Transcribe the records below exactly as they appear.

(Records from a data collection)
══════

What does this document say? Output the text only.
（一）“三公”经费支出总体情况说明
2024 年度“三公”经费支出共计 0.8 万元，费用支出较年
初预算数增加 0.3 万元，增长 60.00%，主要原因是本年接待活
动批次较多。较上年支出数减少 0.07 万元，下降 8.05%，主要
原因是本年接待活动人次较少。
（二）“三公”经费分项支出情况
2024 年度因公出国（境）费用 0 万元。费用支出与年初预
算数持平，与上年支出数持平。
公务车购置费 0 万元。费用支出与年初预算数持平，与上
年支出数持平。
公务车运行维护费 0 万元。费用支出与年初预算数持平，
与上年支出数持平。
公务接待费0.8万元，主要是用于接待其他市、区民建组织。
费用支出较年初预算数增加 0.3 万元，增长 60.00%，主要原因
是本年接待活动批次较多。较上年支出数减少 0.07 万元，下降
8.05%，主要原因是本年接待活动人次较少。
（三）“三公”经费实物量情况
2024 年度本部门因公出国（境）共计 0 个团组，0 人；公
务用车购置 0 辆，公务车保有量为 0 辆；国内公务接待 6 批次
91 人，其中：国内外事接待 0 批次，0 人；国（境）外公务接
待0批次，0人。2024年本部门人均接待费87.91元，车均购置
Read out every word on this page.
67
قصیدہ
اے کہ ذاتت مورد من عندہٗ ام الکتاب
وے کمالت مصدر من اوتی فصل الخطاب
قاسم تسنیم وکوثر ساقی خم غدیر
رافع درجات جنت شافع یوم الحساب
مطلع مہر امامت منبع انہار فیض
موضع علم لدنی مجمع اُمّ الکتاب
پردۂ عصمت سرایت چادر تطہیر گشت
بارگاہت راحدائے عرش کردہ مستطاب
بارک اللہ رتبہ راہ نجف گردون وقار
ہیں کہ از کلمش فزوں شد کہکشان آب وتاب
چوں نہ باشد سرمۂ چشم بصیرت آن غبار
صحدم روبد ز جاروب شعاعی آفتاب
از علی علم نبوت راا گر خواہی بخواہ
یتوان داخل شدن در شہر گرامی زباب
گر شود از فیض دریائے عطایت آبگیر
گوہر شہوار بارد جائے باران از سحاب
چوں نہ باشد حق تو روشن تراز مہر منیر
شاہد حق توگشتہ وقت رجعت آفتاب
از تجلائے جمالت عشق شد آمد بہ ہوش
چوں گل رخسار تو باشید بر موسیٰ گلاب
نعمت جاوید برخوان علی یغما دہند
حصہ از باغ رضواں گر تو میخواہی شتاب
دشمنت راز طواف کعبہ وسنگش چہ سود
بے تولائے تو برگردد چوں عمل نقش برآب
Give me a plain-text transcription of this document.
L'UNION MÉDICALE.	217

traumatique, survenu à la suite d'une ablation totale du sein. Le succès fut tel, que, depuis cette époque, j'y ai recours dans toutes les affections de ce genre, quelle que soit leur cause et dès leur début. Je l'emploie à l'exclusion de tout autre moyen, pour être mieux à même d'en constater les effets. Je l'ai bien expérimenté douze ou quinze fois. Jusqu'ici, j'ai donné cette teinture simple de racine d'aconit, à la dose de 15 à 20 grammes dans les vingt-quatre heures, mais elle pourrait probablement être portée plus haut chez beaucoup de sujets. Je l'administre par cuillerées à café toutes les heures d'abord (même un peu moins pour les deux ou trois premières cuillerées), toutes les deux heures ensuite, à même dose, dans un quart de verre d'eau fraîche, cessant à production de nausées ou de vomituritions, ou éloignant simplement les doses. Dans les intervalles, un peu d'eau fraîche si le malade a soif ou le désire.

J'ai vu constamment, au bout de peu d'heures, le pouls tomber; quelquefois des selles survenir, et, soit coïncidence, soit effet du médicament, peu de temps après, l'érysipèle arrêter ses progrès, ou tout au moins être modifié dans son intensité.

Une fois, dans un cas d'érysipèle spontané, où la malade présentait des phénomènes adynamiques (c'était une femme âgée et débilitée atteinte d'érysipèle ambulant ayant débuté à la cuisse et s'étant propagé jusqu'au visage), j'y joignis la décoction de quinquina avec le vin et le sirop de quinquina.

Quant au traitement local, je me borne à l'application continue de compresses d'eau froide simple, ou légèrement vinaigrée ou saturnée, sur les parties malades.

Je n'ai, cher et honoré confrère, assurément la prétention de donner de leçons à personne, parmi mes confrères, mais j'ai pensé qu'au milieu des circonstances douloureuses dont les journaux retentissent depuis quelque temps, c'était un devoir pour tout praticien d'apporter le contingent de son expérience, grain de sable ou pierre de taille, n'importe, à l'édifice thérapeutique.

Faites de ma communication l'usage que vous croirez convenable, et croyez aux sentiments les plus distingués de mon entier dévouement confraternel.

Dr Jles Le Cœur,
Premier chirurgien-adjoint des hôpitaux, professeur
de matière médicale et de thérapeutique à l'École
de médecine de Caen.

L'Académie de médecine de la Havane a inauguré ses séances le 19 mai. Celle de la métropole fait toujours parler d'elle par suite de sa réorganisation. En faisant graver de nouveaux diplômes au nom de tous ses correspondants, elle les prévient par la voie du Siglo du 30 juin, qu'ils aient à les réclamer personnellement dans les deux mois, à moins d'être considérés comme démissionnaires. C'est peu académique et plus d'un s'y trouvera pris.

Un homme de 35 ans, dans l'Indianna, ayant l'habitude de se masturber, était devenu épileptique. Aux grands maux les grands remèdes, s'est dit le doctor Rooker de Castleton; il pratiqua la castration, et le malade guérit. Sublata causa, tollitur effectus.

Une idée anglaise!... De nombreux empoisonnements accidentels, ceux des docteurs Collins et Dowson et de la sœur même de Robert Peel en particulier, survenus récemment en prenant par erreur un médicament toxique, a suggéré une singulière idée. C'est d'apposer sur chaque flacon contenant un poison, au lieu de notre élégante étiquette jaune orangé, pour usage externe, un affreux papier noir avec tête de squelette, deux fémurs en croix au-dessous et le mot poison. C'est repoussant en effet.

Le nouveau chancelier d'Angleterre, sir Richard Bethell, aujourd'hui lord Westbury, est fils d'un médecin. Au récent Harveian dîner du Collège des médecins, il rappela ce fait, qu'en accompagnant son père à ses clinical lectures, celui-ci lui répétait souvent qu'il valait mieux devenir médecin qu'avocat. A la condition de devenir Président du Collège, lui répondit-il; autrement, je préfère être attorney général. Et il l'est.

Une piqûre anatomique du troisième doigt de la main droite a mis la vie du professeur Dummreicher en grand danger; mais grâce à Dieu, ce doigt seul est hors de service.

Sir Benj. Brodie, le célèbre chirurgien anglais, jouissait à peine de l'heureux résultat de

══════

RESULT FOR THIS EXERCISE:
What does this document say? Output the text only.
（一）“三公”经费支出总体情况说明
2024 年度“三公”经费支出共计 0.8 万元，费用支出较年
初预算数增加 0.3 万元，增长 60.00%，主要原因是本年接待活
动批次较多。较上年支出数减少 0.07 万元，下降 8.05%，主要
原因是本年接待活动人次较少。
（二）“三公”经费分项支出情况
2024 年度因公出国（境）费用 0 万元。费用支出与年初预
算数持平，与上年支出数持平。
公务车购置费 0 万元。费用支出与年初预算数持平，与上
年支出数持平。
公务车运行维护费 0 万元。费用支出与年初预算数持平，
与上年支出数持平。
公务接待费0.8万元，主要是用于接待其他市、区民建组织。
费用支出较年初预算数增加 0.3 万元，增长 60.00%，主要原因
是本年接待活动批次较多。较上年支出数减少 0.07 万元，下降
8.05%，主要原因是本年接待活动人次较少。
（三）“三公”经费实物量情况
2024 年度本部门因公出国（境）共计 0 个团组，0 人；公
务用车购置 0 辆，公务车保有量为 0 辆；国内公务接待 6 批次
91 人，其中：国内外事接待 0 批次，0 人；国（境）外公务接
待0批次，0人。2024年本部门人均接待费87.91元，车均购置
Read out every word on this page.
67
قصیدہ
اے کہ ذاتت مورد من عندہٗ ام الکتاب
وے کمالت مصدر من اوتی فصل الخطاب
قاسم تسنیم وکوثر ساقی خم غدیر
رافع درجات جنت شافع یوم الحساب
مطلع مہر امامت منبع انہار فیض
موضع علم لدنی مجمع اُمّ الکتاب
پردۂ عصمت سرایت چادر تطہیر گشت
بارگاہت راحدائے عرش کردہ مستطاب
بارک اللہ رتبہ راہ نجف گردون وقار
ہیں کہ از کلمش فزوں شد کہکشان آب وتاب
چوں نہ باشد سرمۂ چشم بصیرت آن غبار
صحدم روبد ز جاروب شعاعی آفتاب
از علی علم نبوت راا گر خواہی بخواہ
یتوان داخل شدن در شہر گرامی زباب
گر شود از فیض دریائے عطایت آبگیر
گوہر شہوار بارد جائے باران از سحاب
چوں نہ باشد حق تو روشن تراز مہر منیر
شاہد حق توگشتہ وقت رجعت آفتاب
از تجلائے جمالت عشق شد آمد بہ ہوش
چوں گل رخسار تو باشید بر موسیٰ گلاب
نعمت جاوید برخوان علی یغما دہند
حصہ از باغ رضواں گر تو میخواہی شتاب
دشمنت راز طواف کعبہ وسنگش چہ سود
بے تولائے تو برگردد چوں عمل نقش برآب
Give me a plain-text transcription of this document.
L'UNION MÉDICALE.	217

traumatique, survenu à la suite d'une ablation totale du sein. Le succès fut tel, que, depuis cette époque, j'y ai recours dans toutes les affections de ce genre, quelle que soit leur cause et dès leur début. Je l'emploie à l'exclusion de tout autre moyen, pour être mieux à même d'en constater les effets. Je l'ai bien expérimenté douze ou quinze fois. Jusqu'ici, j'ai donné cette teinture simple de racine d'aconit, à la dose de 15 à 20 grammes dans les vingt-quatre heures, mais elle pourrait probablement être portée plus haut chez beaucoup de sujets. Je l'administre par cuillerées à café toutes les heures d'abord (même un peu moins pour les deux ou trois premières cuillerées), toutes les deux heures ensuite, à même dose, dans un quart de verre d'eau fraîche, cessant à production de nausées ou de vomituritions, ou éloignant simplement les doses. Dans les intervalles, un peu d'eau fraîche si le malade a soif ou le désire.

J'ai vu constamment, au bout de peu d'heures, le pouls tomber; quelquefois des selles survenir, et, soit coïncidence, soit effet du médicament, peu de temps après, l'érysipèle arrêter ses progrès, ou tout au moins être modifié dans son intensité.

Une fois, dans un cas d'érysipèle spontané, où la malade présentait des phénomènes adynamiques (c'était une femme âgée et débilitée atteinte d'érysipèle ambulant ayant débuté à la cuisse et s'étant propagé jusqu'au visage), j'y joignis la décoction de quinquina avec le vin et le sirop de quinquina.

Quant au traitement local, je me borne à l'application continue de compresses d'eau froide simple, ou légèrement vinaigrée ou saturnée, sur les parties malades.

Je n'ai, cher et honoré confrère, assurément la prétention de donner de leçons à personne, parmi mes confrères, mais j'ai pensé qu'au milieu des circonstances douloureuses dont les journaux retentissent depuis quelque temps, c'était un devoir pour tout praticien d'apporter le contingent de son expérience, grain de sable ou pierre de taille, n'importe, à l'édifice thérapeutique.

Faites de ma communication l'usage que vous croirez convenable, et croyez aux sentiments les plus distingués de mon entier dévouement confraternel.

Dr Jles Le Cœur,
Premier chirurgien-adjoint des hôpitaux, professeur
de matière médicale et de thérapeutique à l'École
de médecine de Caen.

L'Académie de médecine de la Havane a inauguré ses séances le 19 mai. Celle de la métropole fait toujours parler d'elle par suite de sa réorganisation. En faisant graver de nouveaux diplômes au nom de tous ses correspondants, elle les prévient par la voie du Siglo du 30 juin, qu'ils aient à les réclamer personnellement dans les deux mois, à moins d'être considérés comme démissionnaires. C'est peu académique et plus d'un s'y trouvera pris.

Un homme de 35 ans, dans l'Indianna, ayant l'habitude de se masturber, était devenu épileptique. Aux grands maux les grands remèdes, s'est dit le doctor Rooker de Castleton; il pratiqua la castration, et le malade guérit. Sublata causa, tollitur effectus.

Une idée anglaise!... De nombreux empoisonnements accidentels, ceux des docteurs Collins et Dowson et de la sœur même de Robert Peel en particulier, survenus récemment en prenant par erreur un médicament toxique, a suggéré une singulière idée. C'est d'apposer sur chaque flacon contenant un poison, au lieu de notre élégante étiquette jaune orangé, pour usage externe, un affreux papier noir avec tête de squelette, deux fémurs en croix au-dessous et le mot poison. C'est repoussant en effet.

Le nouveau chancelier d'Angleterre, sir Richard Bethell, aujourd'hui lord Westbury, est fils d'un médecin. Au récent Harveian dîner du Collège des médecins, il rappela ce fait, qu'en accompagnant son père à ses clinical lectures, celui-ci lui répétait souvent qu'il valait mieux devenir médecin qu'avocat. A la condition de devenir Président du Collège, lui répondit-il; autrement, je préfère être attorney général. Et il l'est.

Une piqûre anatomique du troisième doigt de la main droite a mis la vie du professeur Dummreicher en grand danger; mais grâce à Dieu, ce doigt seul est hors de service.

Sir Benj. Brodie, le célèbre chirurgien anglais, jouissait à peine de l'heureux résultat de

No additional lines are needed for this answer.